Task brief: Count each line below that has "anvil" anywhere in it. Answer with the total alone.

Records to use:

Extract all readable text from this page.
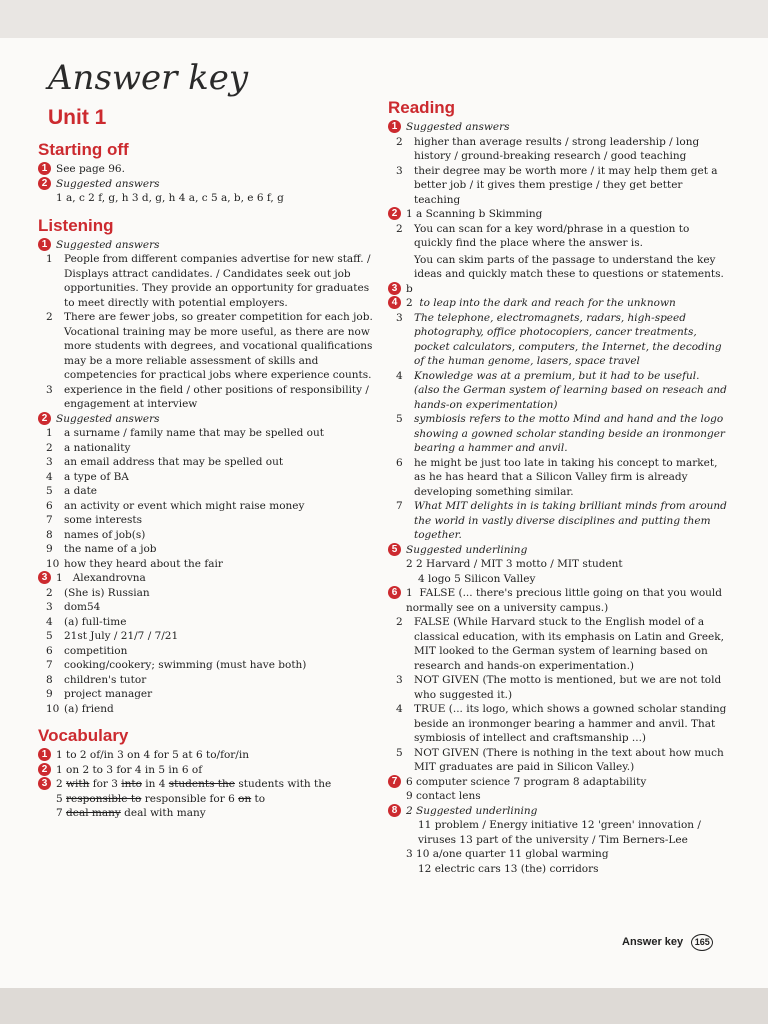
Answer key
Unit 1
Starting off
1 See page 96.
2 Suggested answers
1 a, c 2 f, g, h 3 d, g, h 4 a, c 5 a, b, e 6 f, g
Listening
1 Suggested answers
1 People from different companies advertise for new staff. / Displays attract candidates. / Candidates seek out job opportunities. They provide an opportunity for graduates to meet directly with potential employers.
2 There are fewer jobs, so greater competition for each job. Vocational training may be more useful, as there are now more students with degrees, and vocational qualifications may be a more reliable assessment of skills and competencies for practical jobs where experience counts.
3 experience in the field / other positions of responsibility / engagement at interview
2 Suggested answers
1 a surname / family name that may be spelled out
2 a nationality
3 an email address that may be spelled out
4 a type of BA
5 a date
6 an activity or event which might raise money
7 some interests
8 names of job(s)
9 the name of a job
10 how they heard about the fair
3 1 Alexandrovna
2 (She is) Russian
3 dom54
4 (a) full-time
5 21st July / 21/7 / 7/21
6 competition
7 cooking/cookery; swimming (must have both)
8 children's tutor
9 project manager
10 (a) friend
Vocabulary
1 1 to 2 of/in 3 on 4 for 5 at 6 to/for/in
2 1 on 2 to 3 for 4 in 5 in 6 of
3 2 with for 3 into in 4 students the students with the
5 responsible to responsible for 6 on to
7 deal many deal with many
Reading
1 Suggested answers
2 higher than average results / strong leadership / long history / ground-breaking research / good teaching
3 their degree may be worth more / it may help them get a better job / it gives them prestige / they get better teaching
2 1 a Scanning b Skimming
2 You can scan for a key word/phrase in a question to quickly find the place where the answer is.
You can skim parts of the passage to understand the key ideas and quickly match these to questions or statements.
3 b
4 2 to leap into the dark and reach for the unknown
3 The telephone, electromagnets, radars, high-speed photography, office photocopiers, cancer treatments, pocket calculators, computers, the Internet, the decoding of the human genome, lasers, space travel
4 Knowledge was at a premium, but it had to be useful. (also the German system of learning based on reseach and hands-on experimentation)
5 symbiosis refers to the motto Mind and hand and the logo showing a gowned scholar standing beside an ironmonger bearing a hammer and anvil.
6 he might be just too late in taking his concept to market, as he has heard that a Silicon Valley firm is already developing something similar.
7 What MIT delights in is taking brilliant minds from around the world in vastly diverse disciplines and putting them together.
5 Suggested underlining
2 2 Harvard / MIT 3 motto / MIT student
4 logo 5 Silicon Valley
6 1 FALSE (... there's precious little going on that you would normally see on a university campus.)
2 FALSE (While Harvard stuck to the English model of a classical education, with its emphasis on Latin and Greek, MIT looked to the German system of learning based on research and hands-on experimentation.)
3 NOT GIVEN (The motto is mentioned, but we are not told who suggested it.)
4 TRUE (... its logo, which shows a gowned scholar standing beside an ironmonger bearing a hammer and anvil. That symbiosis of intellect and craftsmanship ...)
5 NOT GIVEN (There is nothing in the text about how much MIT graduates are paid in Silicon Valley.)
7 6 computer science 7 program 8 adaptability
9 contact lens
8 2 Suggested underlining
11 problem / Energy initiative 12 'green' innovation /
viruses 13 part of the university / Tim Berners-Lee
3 10 a/one quarter 11 global warming
12 electric cars 13 (the) corridors
Answer key 165
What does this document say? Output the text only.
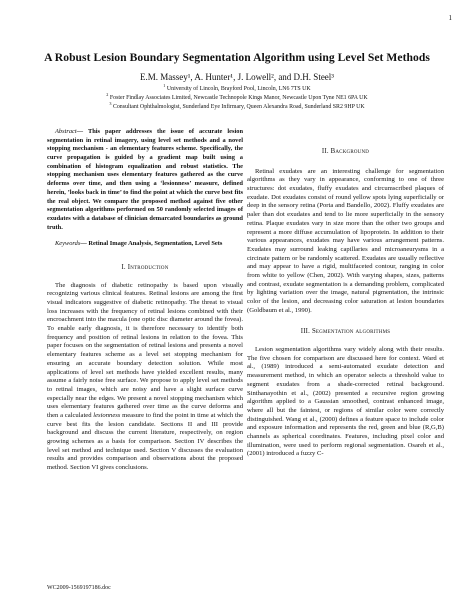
1
A Robust Lesion Boundary Segmentation Algorithm using Level Set Methods
E.M. Massey¹, A. Hunter¹, J. Lowell², and D.H. Steel³
$^1$ University of Lincoln, Brayford Pool, Lincoln, LN6 7TS UK
$^2$ Foster Findlay Associates Limited, Newcastle Technopole Kings Manor, Newcastle Upon Tyne NE1 6PA UK
$^3$ Consultant Ophthalmologist, Sunderland Eye Infirmary, Queen Alexandra Road, Sunderland SR2 9HP UK

Abstract— This paper addresses the issue of accurate lesion segmentation in retinal imagery, using level set methods and a novel stopping mechanism - an elementary features scheme. Specifically, the curve propagation is guided by a gradient map built using a combination of histogram equalization and robust statistics. The stopping mechanism uses elementary features gathered as the curve deforms over time, and then using a ‘lesionness’ measure, defined herein, ’looks back in time’ to find the point at which the curve best fits the real object. We compare the proposed method against five other segmentation algorithms performed on 50 randomly selected images of exudates with a database of clinician demarcated boundaries as ground truth.

Keywords— Retinal Image Analysis, Segmentation, Level Sets

I. Introduction

The diagnosis of diabetic retinopathy is based upon visually recognizing various clinical features. Retinal lesions are among the first visual indicators suggestive of diabetic retinopathy. The threat to visual loss increases with the frequency of retinal lesions combined with their encroachment into the macula (one optic disc diameter around the fovea). To enable early diagnosis, it is therefore necessary to identify both frequency and position of retinal lesions in relation to the fovea. This paper focuses on the segmentation of retinal lesions and presents a novel elementary features scheme as a level set stopping mechanism for ensuring an accurate boundary detection solution. While most applications of level set methods have yielded excellent results, many assume a fairly noise free surface. We propose to apply level set methods to retinal images, which are noisy and have a slight surface curve especially near the edges. We present a novel stopping mechanism which uses elementary features gathered over time as the curve deforms and then a calculated lesionness measure to find the point in time at which the curve best fits the lesion candidate. Sections II and III provide background and discuss the current literature, respectively, on region growing schemes as a basis for comparison. Section IV describes the level set method and technique used. Section V discusses the evaluation results and provides comparison and observations about the proposed method. Section VI gives conclusions.

II. Background

Retinal exudates are an interesting challenge for segmentation algorithms as they vary in appearance, conforming to one of three structures: dot exudates, fluffy exudates and circumscribed plaques of exudate. Dot exudates consist of round yellow spots lying superficially or deep in the sensory retina (Porta and Bandello, 2002). Fluffy exudates are paler than dot exudates and tend to lie more superficially in the sensory retina. Plaque exudates vary in size more than the other two groups and represent a more diffuse accumulation of lipoprotein. In addition to their various appearances, exudates may have various arrangement patterns. Exudates may surround leaking capillaries and microaneurysms in a circinate pattern or be randomly scattered. Exudates are usually reflective and may appear to have a rigid, multifaceted contour, ranging in color from white to yellow (Chen, 2002). With varying shapes, sizes, patterns and contrast, exudate segmentation is a demanding problem, complicated by lighting variation over the image, natural pigmentation, the intrinsic color of the lesion, and decreasing color saturation at lesion boundaries (Goldbaum et al., 1990).

III. Segmentation algorithms

Lesion segmentation algorithms vary widely along with their results. The five chosen for comparison are discussed here for context. Ward et al., (1989) introduced a semi-automated exudate detection and measurement method, in which an operator selects a threshold value to segment exudates from a shade-corrected retinal background. Sinthanayothin et al., (2002) presented a recursive region growing algorithm applied to a Gaussian smoothed, contrast enhanced image, where all but the faintest, or regions of similar color were correctly distinguished. Wang et al., (2000) defines a feature space to include color and exposure information and represents the red, green and blue (R,G,B) channels as spherical coordinates. Features, including pixel color and illumination, were used to perform regional segmentation. Osareh et al., (2001) introduced a fuzzy C-

WC2009-1569197186.doc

Reply to the exercise: 2